Filter the records for lines holding the string "subtitle".
>>>
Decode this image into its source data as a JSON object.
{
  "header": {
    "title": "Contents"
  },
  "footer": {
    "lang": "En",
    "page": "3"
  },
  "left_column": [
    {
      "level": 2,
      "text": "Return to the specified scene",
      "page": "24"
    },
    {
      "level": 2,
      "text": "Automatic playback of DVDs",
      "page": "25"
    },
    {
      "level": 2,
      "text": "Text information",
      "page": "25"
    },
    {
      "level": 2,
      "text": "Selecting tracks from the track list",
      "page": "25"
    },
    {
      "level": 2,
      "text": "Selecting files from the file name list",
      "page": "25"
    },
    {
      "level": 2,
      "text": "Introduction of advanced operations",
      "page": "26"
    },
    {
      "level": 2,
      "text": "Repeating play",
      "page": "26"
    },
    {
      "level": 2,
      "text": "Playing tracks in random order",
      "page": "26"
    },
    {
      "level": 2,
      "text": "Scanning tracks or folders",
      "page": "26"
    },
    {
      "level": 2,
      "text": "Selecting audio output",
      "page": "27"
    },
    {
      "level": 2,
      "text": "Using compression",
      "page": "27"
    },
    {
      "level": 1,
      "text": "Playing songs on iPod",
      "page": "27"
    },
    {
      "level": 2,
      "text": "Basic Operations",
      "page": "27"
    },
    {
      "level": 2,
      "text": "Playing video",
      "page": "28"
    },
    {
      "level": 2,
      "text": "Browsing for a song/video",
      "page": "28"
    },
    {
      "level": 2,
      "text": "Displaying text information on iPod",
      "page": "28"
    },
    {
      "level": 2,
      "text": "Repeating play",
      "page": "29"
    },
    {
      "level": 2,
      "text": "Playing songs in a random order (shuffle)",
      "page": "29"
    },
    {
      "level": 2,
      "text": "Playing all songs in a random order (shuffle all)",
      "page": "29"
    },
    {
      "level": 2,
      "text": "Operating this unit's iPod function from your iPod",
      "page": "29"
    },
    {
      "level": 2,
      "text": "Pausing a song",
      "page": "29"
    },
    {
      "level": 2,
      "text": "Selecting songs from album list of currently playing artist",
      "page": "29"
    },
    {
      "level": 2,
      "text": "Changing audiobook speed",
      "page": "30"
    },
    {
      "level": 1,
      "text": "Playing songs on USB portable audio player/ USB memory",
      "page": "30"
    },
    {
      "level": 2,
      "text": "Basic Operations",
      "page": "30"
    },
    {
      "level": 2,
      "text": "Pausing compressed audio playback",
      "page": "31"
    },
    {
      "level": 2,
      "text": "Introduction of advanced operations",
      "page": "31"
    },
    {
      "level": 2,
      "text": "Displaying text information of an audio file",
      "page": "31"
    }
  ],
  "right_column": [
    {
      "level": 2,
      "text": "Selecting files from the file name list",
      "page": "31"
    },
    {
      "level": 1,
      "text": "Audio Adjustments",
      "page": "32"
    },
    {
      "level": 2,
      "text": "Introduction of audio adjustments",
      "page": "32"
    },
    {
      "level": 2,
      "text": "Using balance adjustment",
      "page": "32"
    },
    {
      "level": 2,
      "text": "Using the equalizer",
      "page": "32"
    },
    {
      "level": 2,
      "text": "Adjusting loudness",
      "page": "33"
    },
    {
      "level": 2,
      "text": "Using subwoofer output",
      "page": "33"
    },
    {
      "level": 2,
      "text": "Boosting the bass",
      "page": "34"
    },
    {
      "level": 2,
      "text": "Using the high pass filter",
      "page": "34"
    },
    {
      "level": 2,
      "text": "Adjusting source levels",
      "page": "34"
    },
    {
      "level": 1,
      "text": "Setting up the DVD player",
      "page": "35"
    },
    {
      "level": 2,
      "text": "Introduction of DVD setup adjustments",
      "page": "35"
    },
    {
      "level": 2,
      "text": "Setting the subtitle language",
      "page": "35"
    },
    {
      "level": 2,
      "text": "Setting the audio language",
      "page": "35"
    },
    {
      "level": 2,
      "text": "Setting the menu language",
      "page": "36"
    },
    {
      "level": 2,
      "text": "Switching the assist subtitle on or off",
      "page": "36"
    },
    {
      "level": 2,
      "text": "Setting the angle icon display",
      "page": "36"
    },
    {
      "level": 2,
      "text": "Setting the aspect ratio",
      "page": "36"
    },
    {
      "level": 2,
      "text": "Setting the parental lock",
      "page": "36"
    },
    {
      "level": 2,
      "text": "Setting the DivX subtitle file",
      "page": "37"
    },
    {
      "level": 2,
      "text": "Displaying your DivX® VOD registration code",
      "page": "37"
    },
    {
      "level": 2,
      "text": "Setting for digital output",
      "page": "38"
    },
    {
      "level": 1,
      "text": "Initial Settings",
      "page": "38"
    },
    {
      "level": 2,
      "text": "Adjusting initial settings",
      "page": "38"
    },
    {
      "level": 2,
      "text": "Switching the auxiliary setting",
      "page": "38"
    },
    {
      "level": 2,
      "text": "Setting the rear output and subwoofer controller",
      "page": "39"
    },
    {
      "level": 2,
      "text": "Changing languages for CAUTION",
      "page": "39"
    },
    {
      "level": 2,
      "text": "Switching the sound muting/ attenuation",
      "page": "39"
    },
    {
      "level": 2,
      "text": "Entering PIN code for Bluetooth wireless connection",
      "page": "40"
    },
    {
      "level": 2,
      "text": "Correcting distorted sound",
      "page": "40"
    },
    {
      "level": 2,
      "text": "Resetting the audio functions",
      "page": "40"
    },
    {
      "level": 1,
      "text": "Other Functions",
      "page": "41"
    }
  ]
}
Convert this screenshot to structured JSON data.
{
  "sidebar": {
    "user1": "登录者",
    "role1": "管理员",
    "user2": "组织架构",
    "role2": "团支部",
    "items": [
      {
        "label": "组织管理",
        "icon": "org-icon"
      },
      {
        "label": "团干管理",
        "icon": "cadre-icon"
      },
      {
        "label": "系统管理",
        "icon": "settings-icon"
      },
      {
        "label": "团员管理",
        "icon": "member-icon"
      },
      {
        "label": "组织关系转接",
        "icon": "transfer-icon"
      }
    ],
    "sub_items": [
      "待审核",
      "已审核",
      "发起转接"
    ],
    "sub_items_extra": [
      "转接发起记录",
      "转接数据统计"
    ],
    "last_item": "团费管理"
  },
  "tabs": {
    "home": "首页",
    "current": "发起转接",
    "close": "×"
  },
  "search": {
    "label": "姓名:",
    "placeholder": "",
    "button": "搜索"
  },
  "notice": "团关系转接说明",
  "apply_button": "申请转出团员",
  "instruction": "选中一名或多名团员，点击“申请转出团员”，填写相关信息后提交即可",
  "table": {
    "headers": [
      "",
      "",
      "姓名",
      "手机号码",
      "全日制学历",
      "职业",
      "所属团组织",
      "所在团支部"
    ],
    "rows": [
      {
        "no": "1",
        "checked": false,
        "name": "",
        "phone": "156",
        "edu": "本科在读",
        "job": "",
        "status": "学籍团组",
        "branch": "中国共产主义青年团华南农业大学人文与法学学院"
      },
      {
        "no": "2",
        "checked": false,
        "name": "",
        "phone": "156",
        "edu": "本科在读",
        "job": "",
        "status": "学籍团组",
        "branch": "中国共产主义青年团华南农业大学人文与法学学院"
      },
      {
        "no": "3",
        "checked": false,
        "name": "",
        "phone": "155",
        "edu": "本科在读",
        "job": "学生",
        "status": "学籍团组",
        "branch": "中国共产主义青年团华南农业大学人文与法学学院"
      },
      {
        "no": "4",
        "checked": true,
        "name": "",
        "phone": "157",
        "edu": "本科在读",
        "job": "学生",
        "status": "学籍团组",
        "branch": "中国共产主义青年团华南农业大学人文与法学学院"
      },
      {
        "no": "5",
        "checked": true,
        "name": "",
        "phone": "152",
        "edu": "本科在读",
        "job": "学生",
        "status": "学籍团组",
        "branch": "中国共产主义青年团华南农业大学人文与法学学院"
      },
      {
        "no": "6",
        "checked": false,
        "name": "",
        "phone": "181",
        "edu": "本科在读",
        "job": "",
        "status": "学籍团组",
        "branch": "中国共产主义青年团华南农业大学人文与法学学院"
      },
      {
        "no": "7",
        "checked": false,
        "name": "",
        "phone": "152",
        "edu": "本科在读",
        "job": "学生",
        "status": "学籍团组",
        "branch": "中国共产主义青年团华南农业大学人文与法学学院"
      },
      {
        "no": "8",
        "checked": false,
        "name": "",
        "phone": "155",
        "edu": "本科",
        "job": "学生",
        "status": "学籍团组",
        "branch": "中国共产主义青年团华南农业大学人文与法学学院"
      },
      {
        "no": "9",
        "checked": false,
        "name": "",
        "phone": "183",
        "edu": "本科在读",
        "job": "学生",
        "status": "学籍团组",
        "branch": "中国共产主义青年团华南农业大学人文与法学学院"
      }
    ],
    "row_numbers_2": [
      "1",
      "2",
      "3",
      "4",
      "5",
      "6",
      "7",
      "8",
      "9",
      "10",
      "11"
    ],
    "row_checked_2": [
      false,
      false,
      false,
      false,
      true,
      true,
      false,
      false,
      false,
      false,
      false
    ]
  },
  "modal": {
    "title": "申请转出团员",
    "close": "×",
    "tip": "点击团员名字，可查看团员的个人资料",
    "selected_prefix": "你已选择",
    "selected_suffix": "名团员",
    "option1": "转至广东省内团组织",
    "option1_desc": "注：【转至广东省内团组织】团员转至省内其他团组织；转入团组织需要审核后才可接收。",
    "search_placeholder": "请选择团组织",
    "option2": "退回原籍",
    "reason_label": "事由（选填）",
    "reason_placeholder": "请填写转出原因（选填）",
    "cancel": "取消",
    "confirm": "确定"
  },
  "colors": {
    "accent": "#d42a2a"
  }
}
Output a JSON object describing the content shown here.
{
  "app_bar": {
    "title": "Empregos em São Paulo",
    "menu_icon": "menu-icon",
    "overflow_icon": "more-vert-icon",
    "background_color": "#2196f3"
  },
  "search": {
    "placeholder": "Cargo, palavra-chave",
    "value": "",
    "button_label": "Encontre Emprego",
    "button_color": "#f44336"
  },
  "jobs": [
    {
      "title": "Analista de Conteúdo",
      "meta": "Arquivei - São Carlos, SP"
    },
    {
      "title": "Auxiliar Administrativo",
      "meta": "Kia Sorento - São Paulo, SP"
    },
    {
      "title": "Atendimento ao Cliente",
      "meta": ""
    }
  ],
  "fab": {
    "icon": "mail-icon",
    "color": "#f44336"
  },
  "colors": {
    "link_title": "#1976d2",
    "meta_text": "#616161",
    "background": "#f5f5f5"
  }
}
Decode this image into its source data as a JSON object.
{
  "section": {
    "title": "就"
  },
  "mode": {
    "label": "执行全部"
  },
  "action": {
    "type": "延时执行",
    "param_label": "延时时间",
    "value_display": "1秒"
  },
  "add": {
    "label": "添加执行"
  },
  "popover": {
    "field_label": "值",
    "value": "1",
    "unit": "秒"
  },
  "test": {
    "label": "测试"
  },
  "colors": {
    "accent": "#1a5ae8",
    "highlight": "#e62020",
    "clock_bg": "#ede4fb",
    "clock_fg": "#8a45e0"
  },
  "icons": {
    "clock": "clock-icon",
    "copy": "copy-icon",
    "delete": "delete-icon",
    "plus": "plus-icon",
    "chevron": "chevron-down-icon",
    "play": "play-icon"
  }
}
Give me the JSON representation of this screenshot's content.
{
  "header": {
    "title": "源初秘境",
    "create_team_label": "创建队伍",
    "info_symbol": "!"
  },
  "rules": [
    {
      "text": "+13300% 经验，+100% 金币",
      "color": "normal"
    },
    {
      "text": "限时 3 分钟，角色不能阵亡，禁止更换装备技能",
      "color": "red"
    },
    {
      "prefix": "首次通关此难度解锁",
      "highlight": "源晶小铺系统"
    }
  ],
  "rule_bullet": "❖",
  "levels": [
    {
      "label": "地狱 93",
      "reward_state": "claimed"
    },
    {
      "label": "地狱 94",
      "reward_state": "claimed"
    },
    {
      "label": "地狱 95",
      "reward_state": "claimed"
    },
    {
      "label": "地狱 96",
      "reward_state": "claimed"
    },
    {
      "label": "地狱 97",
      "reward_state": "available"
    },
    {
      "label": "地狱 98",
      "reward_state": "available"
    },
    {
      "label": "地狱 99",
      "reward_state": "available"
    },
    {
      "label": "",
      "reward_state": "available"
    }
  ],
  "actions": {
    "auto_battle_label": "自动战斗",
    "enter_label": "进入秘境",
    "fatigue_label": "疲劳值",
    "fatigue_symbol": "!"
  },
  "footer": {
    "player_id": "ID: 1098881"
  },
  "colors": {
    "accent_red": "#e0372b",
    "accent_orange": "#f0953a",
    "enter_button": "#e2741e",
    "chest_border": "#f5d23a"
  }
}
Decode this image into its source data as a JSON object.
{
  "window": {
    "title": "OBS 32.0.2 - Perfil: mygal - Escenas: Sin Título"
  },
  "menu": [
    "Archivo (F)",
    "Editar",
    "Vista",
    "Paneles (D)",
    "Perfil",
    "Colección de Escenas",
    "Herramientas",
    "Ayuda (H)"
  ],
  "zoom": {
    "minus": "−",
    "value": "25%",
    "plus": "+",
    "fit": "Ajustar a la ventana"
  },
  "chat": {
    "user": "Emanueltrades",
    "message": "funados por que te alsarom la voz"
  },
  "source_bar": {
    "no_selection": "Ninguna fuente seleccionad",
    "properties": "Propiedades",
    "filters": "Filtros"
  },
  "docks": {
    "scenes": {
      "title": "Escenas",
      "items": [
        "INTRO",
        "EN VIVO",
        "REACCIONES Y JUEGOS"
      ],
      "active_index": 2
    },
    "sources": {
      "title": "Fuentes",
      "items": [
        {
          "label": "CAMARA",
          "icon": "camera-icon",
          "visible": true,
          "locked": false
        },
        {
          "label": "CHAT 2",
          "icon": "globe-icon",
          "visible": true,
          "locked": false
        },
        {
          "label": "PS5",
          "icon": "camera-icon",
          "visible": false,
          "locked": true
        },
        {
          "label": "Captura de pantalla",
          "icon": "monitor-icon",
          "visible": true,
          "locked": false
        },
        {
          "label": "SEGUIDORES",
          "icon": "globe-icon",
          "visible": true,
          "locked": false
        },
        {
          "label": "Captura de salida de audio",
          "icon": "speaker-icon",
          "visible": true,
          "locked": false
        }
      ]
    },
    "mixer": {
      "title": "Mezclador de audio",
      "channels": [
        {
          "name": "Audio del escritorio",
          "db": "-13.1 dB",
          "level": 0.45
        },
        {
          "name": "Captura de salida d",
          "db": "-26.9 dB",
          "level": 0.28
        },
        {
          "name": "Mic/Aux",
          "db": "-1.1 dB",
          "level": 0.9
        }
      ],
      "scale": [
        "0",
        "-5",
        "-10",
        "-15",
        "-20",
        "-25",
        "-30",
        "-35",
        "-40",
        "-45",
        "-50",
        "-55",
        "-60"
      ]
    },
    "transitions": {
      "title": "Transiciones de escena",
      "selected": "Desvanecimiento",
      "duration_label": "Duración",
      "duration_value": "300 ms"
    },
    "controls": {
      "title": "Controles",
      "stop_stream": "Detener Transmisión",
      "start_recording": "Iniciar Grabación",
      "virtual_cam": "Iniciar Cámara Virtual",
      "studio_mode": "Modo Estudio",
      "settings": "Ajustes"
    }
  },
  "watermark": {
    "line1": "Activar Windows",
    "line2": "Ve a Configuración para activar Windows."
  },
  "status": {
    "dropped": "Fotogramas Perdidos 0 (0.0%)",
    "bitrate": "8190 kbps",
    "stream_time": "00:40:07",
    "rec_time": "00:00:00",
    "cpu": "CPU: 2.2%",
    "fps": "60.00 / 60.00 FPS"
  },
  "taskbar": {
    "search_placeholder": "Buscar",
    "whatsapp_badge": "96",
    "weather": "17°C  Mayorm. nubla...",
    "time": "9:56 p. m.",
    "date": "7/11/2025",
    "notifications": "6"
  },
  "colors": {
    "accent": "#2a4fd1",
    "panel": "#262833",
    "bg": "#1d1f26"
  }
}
<<<
* **Exercise result**:
      "text": "Setting the subtitle language",
      "text": "Switching the assist subtitle on or off",
      "text": "Setting the DivX subtitle file",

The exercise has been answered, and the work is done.